What you are asked to do: Read the records and gather each line that includes "cases".

Data for this exercise:

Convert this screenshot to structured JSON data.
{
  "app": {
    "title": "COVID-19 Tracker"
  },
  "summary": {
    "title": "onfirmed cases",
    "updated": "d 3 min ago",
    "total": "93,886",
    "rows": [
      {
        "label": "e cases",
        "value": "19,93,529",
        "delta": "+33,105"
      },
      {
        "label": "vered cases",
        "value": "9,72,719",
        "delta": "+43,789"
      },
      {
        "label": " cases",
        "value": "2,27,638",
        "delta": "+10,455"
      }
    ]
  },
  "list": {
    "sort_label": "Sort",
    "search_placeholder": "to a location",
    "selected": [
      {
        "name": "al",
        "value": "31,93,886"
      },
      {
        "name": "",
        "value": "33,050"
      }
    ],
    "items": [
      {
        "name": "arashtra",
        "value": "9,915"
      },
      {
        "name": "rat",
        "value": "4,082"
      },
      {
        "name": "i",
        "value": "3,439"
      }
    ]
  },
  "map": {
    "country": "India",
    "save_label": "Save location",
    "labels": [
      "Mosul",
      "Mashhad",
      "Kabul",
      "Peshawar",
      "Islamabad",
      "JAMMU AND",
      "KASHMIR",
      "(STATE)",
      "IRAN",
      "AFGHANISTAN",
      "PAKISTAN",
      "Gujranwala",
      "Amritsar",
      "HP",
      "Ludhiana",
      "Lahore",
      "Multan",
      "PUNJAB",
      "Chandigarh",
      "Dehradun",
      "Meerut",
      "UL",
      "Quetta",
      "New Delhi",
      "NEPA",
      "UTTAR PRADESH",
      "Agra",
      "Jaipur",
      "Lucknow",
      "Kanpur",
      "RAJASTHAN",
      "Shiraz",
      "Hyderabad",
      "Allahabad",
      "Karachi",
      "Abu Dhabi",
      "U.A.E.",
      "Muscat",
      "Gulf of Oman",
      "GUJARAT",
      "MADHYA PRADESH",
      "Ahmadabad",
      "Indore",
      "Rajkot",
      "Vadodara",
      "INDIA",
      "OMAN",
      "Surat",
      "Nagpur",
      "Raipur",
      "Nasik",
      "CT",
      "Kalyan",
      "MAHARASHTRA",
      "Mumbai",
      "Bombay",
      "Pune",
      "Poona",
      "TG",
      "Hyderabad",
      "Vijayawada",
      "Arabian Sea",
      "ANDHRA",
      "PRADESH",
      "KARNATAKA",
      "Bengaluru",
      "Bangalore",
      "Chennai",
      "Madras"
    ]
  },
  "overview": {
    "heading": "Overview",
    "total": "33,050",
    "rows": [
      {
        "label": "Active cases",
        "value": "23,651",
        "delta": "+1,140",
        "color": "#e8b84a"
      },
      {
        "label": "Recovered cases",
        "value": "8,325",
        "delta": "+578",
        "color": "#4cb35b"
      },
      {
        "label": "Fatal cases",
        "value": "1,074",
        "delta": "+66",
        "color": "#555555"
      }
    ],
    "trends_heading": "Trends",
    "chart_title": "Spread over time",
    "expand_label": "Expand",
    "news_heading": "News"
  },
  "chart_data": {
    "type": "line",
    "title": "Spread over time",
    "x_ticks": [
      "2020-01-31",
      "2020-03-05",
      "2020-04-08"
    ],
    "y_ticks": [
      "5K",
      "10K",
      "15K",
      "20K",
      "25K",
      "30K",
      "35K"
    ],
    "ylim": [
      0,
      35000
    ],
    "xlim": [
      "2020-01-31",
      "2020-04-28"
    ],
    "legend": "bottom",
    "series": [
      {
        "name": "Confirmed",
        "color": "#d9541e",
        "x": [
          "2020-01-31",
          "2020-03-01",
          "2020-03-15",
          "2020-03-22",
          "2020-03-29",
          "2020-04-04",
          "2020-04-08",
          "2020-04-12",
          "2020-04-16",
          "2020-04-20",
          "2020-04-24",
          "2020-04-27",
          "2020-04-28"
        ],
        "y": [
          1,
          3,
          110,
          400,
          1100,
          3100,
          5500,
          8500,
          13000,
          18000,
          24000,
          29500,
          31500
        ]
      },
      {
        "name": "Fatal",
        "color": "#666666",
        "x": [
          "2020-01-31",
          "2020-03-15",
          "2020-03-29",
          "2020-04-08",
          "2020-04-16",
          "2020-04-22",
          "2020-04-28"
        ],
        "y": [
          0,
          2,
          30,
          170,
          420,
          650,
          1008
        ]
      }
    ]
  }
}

Exercise response:
    "title": "onfirmed cases",
        "label": "e cases",
        "label": "vered cases",
        "label": " cases",
        "label": "Active cases",
        "label": "Recovered cases",
        "label": "Fatal cases",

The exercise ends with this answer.